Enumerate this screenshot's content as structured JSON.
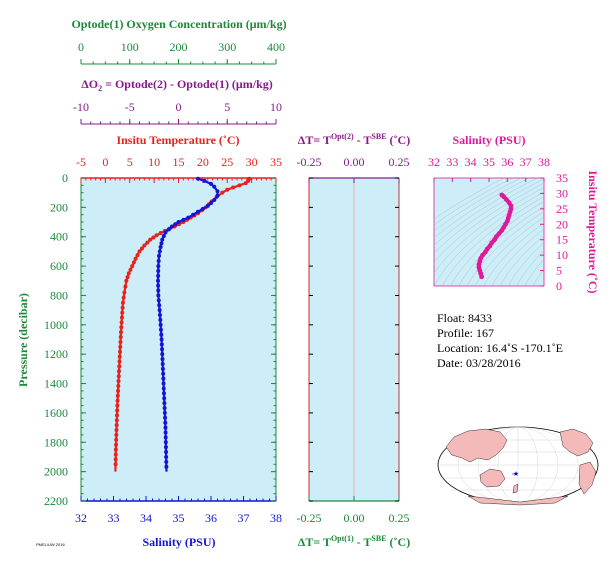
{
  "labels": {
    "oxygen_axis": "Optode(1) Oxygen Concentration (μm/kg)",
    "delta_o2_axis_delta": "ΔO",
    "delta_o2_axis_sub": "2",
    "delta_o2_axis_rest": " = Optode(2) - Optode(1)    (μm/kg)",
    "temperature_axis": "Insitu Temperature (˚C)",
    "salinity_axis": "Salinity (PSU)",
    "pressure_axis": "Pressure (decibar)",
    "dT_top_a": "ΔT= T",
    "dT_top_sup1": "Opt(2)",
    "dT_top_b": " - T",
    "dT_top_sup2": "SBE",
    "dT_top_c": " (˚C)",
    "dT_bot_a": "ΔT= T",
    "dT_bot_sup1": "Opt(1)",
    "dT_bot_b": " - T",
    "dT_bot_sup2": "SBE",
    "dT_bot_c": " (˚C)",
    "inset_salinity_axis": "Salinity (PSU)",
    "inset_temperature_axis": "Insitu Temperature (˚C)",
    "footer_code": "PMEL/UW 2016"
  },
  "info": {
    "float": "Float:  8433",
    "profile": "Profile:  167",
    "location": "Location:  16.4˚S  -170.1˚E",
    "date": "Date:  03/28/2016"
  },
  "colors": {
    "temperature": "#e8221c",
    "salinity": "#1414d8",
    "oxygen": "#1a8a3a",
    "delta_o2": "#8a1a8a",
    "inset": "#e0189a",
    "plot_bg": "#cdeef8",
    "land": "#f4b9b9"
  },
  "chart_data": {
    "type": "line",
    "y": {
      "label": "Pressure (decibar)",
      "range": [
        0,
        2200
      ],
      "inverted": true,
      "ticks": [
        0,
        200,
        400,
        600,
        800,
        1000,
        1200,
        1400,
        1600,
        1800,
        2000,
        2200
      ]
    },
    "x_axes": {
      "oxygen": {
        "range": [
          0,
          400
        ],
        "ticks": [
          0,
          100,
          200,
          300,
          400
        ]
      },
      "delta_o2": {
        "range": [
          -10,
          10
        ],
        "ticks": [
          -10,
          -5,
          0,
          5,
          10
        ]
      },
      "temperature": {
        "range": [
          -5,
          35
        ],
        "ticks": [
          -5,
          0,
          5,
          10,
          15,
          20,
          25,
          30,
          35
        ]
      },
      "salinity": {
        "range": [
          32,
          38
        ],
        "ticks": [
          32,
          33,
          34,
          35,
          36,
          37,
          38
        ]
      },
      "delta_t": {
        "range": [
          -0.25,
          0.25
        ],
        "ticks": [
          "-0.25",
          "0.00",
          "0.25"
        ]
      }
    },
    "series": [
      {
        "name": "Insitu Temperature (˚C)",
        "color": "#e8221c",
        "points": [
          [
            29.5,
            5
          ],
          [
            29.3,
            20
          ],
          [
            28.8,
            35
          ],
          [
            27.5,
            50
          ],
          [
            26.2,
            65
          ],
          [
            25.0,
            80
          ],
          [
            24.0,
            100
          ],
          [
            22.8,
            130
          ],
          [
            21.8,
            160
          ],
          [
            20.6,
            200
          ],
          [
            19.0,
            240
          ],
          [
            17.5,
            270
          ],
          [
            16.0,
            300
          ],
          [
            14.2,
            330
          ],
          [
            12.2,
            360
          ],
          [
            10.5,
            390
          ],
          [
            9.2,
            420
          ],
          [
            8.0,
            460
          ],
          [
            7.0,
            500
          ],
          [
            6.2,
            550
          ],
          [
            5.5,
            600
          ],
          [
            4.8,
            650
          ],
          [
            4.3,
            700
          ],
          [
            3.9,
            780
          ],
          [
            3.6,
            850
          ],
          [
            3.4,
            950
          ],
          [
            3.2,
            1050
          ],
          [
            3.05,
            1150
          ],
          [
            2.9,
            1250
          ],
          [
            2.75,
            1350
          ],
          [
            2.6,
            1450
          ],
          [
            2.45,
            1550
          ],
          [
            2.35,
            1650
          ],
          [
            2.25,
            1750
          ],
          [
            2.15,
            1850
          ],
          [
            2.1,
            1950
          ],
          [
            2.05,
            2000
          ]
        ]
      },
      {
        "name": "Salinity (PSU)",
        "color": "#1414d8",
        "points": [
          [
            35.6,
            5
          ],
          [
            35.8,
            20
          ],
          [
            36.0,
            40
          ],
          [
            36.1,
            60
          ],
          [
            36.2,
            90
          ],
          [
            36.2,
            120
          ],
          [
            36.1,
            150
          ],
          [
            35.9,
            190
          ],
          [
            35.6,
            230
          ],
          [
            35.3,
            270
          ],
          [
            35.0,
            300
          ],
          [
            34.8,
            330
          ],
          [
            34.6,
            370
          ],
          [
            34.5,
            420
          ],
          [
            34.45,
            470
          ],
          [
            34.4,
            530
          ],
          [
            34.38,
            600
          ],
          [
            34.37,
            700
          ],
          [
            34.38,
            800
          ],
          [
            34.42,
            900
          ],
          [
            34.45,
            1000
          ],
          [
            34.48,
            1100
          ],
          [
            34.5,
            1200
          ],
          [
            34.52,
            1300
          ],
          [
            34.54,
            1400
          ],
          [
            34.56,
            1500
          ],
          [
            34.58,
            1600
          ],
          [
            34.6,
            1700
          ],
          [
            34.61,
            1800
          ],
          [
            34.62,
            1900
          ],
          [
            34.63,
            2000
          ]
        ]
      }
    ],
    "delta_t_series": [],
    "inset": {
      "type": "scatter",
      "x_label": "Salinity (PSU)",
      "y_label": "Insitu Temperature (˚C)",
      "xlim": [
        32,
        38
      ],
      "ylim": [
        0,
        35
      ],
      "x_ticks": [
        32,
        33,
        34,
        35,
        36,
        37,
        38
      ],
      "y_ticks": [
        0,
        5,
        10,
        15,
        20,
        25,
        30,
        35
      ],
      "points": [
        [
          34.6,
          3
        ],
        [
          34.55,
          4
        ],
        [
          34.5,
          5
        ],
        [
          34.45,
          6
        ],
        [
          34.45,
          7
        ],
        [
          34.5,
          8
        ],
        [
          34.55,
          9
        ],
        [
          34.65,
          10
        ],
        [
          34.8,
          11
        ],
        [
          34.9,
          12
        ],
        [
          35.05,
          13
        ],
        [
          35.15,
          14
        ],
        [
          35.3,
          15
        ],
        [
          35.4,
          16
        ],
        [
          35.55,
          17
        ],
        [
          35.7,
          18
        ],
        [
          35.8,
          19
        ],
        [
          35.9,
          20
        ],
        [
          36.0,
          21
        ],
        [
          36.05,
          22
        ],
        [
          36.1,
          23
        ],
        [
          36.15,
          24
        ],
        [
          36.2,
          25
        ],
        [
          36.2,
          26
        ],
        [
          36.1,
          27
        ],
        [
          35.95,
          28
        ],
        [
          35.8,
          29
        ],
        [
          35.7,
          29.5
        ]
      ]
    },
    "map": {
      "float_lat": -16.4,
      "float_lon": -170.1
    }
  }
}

What the task asks: Pull out all lines in the data above that include "Insitu".

Expected answer:
    "temperature_axis": "Insitu Temperature (˚C)",
    "inset_temperature_axis": "Insitu Temperature (˚C)",
        "name": "Insitu Temperature (˚C)",
      "y_label": "Insitu Temperature (˚C)",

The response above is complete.